◆ **TASK**:
Copy every line of the material below word for word.

· · ·

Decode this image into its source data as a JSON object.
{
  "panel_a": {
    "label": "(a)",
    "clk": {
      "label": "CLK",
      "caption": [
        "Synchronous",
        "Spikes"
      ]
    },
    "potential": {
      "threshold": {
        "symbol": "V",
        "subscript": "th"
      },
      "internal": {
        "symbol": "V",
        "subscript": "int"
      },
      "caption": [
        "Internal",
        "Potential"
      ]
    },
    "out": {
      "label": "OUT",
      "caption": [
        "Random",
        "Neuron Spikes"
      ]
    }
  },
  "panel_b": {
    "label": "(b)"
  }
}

· · ·

◆ **WRITTEN SOLUTION**:
Decode this image into its source data as a JSON object.
{
  "panel_a": {
    "label": "(a)",
    "clk": {
      "label": "CLK",
      "caption": [
        "Synchronous",
        "Spikes"
      ]
    },
    "potential": {
      "threshold": {
        "symbol": "V",
        "subscript": "th"
      },
      "internal": {
        "symbol": "V",
        "subscript": "int"
      },
      "caption": [
        "Internal",
        "Potential"
      ]
    },
    "out": {
      "label": "OUT",
      "caption": [
        "Random",
        "Neuron Spikes"
      ]
    }
  },
  "panel_b": {
    "label": "(b)"
  }
}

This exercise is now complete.